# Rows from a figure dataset
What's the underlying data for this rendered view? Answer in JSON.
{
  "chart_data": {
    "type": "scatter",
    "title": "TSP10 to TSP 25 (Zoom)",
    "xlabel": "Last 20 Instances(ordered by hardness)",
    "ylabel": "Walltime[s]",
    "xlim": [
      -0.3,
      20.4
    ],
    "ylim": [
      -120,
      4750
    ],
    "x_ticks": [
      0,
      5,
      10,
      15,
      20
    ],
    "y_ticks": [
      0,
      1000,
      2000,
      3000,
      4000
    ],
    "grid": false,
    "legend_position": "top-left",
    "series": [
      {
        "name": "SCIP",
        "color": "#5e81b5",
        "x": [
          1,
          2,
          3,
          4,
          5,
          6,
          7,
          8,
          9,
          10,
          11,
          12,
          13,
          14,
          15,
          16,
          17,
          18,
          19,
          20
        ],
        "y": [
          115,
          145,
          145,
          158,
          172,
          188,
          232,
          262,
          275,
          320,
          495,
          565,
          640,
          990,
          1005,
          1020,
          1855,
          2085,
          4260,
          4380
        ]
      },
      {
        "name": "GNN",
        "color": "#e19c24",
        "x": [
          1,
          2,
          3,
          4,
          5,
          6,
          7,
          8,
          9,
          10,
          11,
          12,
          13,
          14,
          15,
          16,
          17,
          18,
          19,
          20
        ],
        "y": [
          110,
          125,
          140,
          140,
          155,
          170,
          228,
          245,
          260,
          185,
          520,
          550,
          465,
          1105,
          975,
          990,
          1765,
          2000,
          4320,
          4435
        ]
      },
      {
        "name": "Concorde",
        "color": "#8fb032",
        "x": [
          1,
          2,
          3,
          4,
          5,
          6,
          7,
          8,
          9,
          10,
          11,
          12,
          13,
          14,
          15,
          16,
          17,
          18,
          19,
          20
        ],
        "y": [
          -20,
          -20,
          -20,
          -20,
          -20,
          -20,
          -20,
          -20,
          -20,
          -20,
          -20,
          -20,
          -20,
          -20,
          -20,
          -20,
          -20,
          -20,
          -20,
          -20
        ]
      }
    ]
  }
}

# Aim
Print all of the data exactly as it was given.

# Exercise response
What's the underlying data for this rendered view? Answer in JSON.
{
  "chart_data": {
    "type": "scatter",
    "title": "TSP10 to TSP 25 (Zoom)",
    "xlabel": "Last 20 Instances(ordered by hardness)",
    "ylabel": "Walltime[s]",
    "xlim": [
      -0.3,
      20.4
    ],
    "ylim": [
      -120,
      4750
    ],
    "x_ticks": [
      0,
      5,
      10,
      15,
      20
    ],
    "y_ticks": [
      0,
      1000,
      2000,
      3000,
      4000
    ],
    "grid": false,
    "legend_position": "top-left",
    "series": [
      {
        "name": "SCIP",
        "color": "#5e81b5",
        "x": [
          1,
          2,
          3,
          4,
          5,
          6,
          7,
          8,
          9,
          10,
          11,
          12,
          13,
          14,
          15,
          16,
          17,
          18,
          19,
          20
        ],
        "y": [
          115,
          145,
          145,
          158,
          172,
          188,
          232,
          262,
          275,
          320,
          495,
          565,
          640,
          990,
          1005,
          1020,
          1855,
          2085,
          4260,
          4380
        ]
      },
      {
        "name": "GNN",
        "color": "#e19c24",
        "x": [
          1,
          2,
          3,
          4,
          5,
          6,
          7,
          8,
          9,
          10,
          11,
          12,
          13,
          14,
          15,
          16,
          17,
          18,
          19,
          20
        ],
        "y": [
          110,
          125,
          140,
          140,
          155,
          170,
          228,
          245,
          260,
          185,
          520,
          550,
          465,
          1105,
          975,
          990,
          1765,
          2000,
          4320,
          4435
        ]
      },
      {
        "name": "Concorde",
        "color": "#8fb032",
        "x": [
          1,
          2,
          3,
          4,
          5,
          6,
          7,
          8,
          9,
          10,
          11,
          12,
          13,
          14,
          15,
          16,
          17,
          18,
          19,
          20
        ],
        "y": [
          -20,
          -20,
          -20,
          -20,
          -20,
          -20,
          -20,
          -20,
          -20,
          -20,
          -20,
          -20,
          -20,
          -20,
          -20,
          -20,
          -20,
          -20,
          -20,
          -20
        ]
      }
    ]
  }
}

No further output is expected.